PROBLEM TO WORK ON:
Please work out how many lines in the material contain "image" and give only that figure.

INPUT RECORDS:
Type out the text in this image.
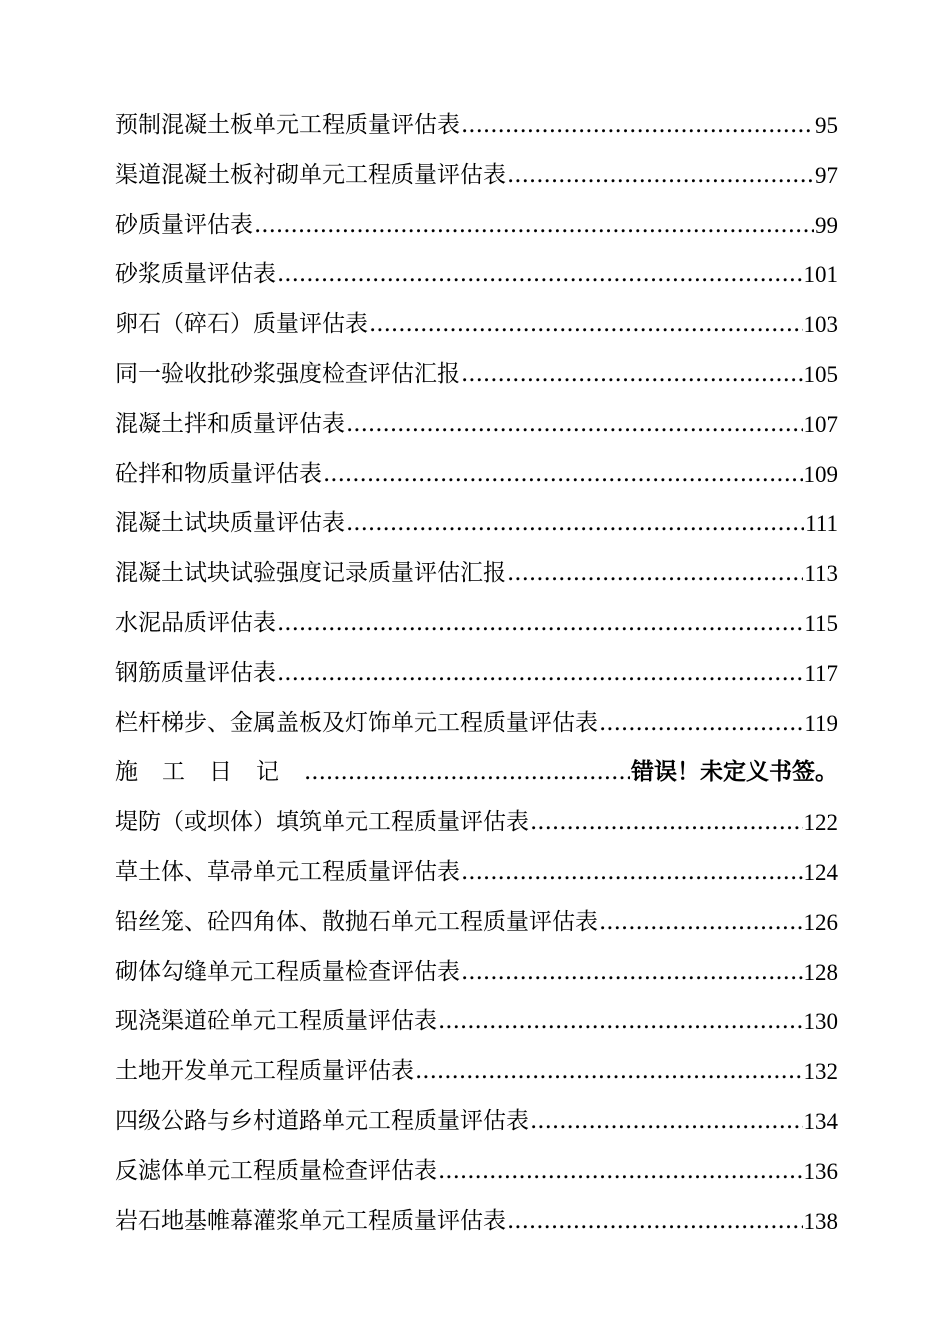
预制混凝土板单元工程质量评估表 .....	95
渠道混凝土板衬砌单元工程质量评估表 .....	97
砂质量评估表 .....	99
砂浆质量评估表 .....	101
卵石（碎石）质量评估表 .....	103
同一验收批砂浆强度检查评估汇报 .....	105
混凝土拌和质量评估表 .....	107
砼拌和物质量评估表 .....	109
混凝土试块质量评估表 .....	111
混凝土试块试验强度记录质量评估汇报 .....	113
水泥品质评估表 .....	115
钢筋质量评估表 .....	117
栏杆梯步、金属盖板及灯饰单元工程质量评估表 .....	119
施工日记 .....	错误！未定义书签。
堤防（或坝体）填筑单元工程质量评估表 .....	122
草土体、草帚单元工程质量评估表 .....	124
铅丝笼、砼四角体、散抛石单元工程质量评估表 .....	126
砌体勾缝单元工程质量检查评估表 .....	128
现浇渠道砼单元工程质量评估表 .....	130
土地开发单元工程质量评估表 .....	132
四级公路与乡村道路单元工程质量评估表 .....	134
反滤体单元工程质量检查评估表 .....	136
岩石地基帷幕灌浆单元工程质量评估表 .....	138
* * *
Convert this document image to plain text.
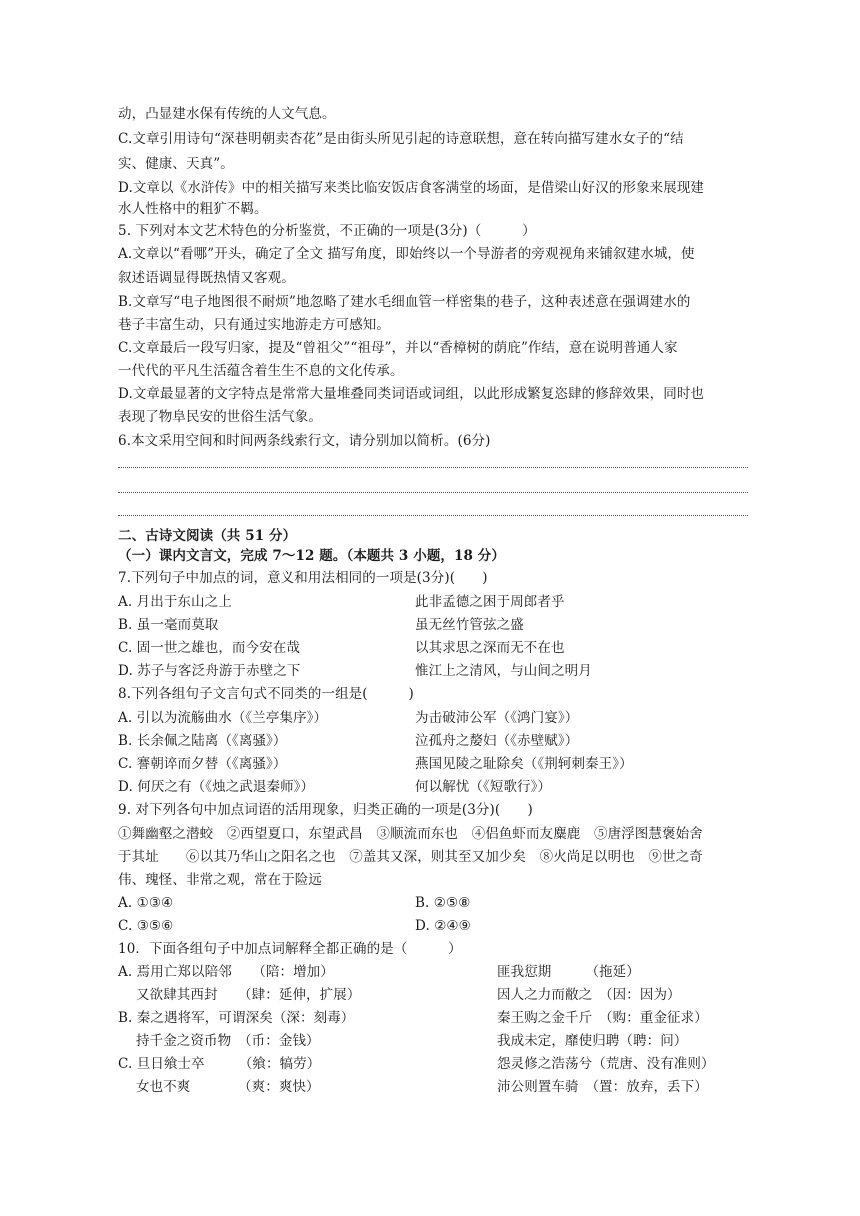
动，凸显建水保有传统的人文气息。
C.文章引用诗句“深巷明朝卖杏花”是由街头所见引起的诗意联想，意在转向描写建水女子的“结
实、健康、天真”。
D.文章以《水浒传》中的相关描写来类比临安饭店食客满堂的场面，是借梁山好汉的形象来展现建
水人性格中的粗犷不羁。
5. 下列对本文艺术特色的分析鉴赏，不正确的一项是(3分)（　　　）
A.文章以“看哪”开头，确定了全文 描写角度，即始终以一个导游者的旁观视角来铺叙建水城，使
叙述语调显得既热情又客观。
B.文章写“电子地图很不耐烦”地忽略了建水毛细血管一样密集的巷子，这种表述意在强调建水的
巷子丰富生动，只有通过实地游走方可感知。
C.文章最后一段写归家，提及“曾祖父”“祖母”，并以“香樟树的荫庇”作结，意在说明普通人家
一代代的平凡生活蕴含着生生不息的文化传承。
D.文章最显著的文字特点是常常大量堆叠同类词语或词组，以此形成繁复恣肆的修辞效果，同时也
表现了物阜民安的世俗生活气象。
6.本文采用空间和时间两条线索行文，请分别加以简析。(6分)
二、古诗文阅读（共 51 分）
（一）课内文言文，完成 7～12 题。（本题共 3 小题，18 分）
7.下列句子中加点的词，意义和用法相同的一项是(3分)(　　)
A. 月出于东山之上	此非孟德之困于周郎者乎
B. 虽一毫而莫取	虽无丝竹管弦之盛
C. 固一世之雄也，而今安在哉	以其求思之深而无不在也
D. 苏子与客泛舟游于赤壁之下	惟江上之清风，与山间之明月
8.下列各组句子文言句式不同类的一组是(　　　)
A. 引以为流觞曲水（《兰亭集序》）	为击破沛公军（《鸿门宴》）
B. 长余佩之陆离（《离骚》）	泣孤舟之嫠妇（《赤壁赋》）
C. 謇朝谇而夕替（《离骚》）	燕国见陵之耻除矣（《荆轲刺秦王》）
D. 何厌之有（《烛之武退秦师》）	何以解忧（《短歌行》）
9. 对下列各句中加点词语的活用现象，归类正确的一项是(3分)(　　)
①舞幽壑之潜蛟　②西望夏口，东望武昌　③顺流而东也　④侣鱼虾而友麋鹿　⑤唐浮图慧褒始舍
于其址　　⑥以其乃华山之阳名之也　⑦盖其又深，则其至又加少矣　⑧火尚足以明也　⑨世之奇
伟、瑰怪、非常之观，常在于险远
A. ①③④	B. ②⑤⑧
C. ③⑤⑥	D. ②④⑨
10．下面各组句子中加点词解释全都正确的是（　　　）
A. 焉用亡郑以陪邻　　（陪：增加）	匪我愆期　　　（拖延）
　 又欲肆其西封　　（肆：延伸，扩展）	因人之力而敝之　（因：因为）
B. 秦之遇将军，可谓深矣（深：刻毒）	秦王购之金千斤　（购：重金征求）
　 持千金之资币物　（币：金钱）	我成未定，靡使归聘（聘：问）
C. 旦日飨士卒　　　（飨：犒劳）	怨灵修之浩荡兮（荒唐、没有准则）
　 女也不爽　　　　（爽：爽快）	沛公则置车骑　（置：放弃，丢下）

COMPLETED TASK:
2